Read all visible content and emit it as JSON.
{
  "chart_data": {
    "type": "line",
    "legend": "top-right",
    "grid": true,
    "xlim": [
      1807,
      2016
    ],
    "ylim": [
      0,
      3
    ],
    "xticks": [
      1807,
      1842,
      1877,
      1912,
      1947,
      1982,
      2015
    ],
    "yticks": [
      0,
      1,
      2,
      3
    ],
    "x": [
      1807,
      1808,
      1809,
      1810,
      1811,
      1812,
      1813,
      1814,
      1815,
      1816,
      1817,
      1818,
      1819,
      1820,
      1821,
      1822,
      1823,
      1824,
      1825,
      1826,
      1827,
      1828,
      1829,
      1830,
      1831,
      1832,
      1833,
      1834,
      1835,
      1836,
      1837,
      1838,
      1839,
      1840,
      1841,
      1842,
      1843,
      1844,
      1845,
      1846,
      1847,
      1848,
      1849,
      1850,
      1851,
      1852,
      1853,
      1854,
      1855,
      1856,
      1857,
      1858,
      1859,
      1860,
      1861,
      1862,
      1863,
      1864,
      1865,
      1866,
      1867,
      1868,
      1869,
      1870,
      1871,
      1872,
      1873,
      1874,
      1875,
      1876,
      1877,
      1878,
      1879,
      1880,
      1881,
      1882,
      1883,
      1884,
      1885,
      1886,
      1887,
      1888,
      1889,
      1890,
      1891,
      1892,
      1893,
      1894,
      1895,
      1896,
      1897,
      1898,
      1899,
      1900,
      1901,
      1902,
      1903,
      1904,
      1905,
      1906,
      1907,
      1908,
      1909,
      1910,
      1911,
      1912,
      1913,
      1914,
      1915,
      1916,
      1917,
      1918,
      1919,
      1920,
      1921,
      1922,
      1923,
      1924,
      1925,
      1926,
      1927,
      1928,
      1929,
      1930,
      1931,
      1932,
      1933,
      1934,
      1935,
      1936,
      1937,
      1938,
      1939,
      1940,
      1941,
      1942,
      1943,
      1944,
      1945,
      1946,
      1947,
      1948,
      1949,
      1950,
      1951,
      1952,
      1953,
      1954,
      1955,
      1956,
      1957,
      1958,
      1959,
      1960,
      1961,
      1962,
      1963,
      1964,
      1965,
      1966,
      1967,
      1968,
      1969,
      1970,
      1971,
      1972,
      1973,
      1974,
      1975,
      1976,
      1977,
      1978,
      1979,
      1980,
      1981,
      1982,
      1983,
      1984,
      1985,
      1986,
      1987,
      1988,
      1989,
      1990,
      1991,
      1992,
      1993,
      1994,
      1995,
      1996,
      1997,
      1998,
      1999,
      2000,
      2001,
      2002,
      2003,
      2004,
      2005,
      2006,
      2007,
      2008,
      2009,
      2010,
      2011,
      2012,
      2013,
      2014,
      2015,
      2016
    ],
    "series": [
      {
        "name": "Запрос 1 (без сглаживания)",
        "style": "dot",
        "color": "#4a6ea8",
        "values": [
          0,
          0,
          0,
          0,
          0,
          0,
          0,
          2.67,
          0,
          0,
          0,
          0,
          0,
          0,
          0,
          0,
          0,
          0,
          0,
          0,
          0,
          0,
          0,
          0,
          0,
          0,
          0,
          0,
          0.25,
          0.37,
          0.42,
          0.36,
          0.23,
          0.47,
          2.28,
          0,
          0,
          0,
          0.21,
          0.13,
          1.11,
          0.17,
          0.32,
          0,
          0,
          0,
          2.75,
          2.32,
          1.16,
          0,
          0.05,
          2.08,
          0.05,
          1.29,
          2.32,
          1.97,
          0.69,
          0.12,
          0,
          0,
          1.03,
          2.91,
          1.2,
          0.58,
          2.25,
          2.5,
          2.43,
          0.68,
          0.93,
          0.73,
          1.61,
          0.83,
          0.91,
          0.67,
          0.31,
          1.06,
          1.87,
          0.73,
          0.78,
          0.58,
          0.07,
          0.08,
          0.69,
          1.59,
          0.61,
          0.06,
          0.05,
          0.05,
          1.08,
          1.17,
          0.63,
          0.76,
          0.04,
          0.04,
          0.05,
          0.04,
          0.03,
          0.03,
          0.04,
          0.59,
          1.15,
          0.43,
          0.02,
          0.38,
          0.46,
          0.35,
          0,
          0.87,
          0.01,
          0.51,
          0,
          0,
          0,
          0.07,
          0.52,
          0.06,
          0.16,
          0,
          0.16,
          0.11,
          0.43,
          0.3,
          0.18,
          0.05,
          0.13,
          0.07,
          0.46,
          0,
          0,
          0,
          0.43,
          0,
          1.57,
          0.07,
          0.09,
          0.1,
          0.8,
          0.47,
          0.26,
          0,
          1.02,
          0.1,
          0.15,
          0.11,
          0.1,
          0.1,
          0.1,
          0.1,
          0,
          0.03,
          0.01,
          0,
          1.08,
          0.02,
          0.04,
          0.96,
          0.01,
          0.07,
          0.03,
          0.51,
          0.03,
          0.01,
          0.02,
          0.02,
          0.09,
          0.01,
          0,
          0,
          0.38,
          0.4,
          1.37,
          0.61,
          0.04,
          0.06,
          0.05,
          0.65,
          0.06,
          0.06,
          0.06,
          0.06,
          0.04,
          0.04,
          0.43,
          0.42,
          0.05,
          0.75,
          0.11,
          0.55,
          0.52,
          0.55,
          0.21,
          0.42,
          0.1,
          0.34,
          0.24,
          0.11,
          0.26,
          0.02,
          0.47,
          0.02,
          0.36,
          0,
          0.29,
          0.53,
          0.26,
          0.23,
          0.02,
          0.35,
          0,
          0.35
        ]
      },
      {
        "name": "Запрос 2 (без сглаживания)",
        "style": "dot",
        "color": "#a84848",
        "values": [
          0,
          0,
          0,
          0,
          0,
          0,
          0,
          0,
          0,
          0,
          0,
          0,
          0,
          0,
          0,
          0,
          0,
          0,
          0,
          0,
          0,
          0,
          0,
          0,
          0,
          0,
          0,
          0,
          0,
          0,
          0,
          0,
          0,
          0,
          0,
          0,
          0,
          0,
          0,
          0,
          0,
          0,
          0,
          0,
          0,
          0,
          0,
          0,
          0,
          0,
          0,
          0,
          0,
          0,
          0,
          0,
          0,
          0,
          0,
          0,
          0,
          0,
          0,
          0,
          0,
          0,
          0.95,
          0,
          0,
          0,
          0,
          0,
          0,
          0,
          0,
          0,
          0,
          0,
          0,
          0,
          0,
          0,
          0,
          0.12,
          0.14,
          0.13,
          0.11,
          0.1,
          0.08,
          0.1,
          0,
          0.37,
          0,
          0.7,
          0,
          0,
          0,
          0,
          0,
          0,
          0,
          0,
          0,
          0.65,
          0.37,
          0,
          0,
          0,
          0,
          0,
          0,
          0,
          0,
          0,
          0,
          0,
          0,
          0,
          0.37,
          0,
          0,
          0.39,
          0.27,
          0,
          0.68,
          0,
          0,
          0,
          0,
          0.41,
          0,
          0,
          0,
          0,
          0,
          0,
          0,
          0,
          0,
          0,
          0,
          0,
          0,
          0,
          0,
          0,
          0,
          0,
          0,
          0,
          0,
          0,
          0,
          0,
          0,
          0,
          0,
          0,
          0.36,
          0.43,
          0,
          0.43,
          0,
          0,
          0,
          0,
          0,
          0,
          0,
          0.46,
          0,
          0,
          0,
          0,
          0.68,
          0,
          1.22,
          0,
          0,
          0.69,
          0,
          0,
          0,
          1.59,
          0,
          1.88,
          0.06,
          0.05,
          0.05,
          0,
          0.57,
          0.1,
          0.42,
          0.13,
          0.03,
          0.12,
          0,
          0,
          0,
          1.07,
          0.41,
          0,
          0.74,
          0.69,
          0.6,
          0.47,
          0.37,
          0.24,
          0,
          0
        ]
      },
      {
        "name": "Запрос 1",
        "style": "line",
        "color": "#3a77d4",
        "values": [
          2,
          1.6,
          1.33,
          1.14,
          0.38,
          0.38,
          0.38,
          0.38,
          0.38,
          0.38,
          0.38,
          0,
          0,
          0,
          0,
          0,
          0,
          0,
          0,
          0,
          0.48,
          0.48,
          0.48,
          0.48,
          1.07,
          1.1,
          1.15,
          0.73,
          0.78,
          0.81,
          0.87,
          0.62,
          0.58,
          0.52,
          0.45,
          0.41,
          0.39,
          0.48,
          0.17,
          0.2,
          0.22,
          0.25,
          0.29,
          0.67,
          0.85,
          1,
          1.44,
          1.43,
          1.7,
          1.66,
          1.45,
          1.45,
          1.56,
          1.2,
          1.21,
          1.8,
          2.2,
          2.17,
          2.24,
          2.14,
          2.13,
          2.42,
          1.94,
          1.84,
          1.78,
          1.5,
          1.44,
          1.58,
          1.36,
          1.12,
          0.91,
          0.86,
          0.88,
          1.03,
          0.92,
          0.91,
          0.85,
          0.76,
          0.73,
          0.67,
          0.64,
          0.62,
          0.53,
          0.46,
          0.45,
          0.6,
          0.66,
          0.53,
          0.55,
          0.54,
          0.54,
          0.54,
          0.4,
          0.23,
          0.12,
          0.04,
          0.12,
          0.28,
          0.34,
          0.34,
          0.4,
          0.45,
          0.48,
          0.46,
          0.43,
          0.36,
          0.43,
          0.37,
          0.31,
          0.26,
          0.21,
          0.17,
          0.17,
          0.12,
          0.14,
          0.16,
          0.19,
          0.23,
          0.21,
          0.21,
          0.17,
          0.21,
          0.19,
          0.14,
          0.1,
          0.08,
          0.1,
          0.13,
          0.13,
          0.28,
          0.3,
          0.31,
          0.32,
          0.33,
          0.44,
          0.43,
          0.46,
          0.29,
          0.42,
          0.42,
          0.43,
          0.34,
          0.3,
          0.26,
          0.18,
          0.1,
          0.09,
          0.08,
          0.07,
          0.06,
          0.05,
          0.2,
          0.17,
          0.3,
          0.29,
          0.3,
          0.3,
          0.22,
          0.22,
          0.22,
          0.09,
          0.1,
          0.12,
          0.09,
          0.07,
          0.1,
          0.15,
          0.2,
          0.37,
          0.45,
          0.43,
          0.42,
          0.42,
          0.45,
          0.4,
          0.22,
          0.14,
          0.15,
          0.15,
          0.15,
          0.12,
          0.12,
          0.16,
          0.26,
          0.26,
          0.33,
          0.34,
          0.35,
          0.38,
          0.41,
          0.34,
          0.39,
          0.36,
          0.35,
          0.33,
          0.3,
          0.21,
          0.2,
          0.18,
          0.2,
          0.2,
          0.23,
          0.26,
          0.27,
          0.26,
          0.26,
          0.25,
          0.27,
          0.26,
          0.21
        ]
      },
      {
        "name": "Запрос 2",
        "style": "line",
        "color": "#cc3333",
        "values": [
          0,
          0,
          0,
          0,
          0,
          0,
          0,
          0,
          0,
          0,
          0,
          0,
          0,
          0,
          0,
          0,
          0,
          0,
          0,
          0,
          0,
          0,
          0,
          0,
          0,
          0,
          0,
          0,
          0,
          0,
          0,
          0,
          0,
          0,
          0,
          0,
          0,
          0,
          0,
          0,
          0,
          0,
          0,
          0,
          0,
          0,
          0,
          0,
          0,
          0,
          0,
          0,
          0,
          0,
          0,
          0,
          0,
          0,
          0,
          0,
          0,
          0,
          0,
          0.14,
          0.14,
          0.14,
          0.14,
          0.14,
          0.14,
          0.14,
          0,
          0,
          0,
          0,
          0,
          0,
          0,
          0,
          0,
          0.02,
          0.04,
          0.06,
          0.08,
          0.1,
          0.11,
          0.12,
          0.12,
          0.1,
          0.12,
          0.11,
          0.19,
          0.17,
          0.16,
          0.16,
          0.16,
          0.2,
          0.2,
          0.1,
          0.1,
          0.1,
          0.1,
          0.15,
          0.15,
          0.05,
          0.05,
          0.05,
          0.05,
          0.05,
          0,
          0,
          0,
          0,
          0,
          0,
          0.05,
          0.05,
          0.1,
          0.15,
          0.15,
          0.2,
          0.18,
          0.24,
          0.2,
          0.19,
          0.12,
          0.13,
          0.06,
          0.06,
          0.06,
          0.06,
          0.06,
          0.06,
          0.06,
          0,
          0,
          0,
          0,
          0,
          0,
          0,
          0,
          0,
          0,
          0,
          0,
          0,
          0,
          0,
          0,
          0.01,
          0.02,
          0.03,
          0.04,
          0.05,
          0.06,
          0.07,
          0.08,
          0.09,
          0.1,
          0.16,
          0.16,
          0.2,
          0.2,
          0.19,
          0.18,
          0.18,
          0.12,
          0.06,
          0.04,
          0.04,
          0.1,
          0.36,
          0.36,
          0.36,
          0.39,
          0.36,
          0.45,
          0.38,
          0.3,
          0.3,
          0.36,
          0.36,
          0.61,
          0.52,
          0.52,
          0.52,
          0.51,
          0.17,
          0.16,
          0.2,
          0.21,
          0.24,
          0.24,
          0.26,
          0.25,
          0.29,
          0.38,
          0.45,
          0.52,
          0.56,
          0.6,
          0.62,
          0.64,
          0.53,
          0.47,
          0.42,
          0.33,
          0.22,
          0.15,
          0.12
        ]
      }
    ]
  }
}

▶ SHORT EXERCISE
Look through the entries above; copy every line holding the string "Запрос".

▶ WRITTEN SOLUTION
        "name": "Запрос 1 (без сглаживания)",
        "name": "Запрос 2 (без сглаживания)",
        "name": "Запрос 1",
        "name": "Запрос 2",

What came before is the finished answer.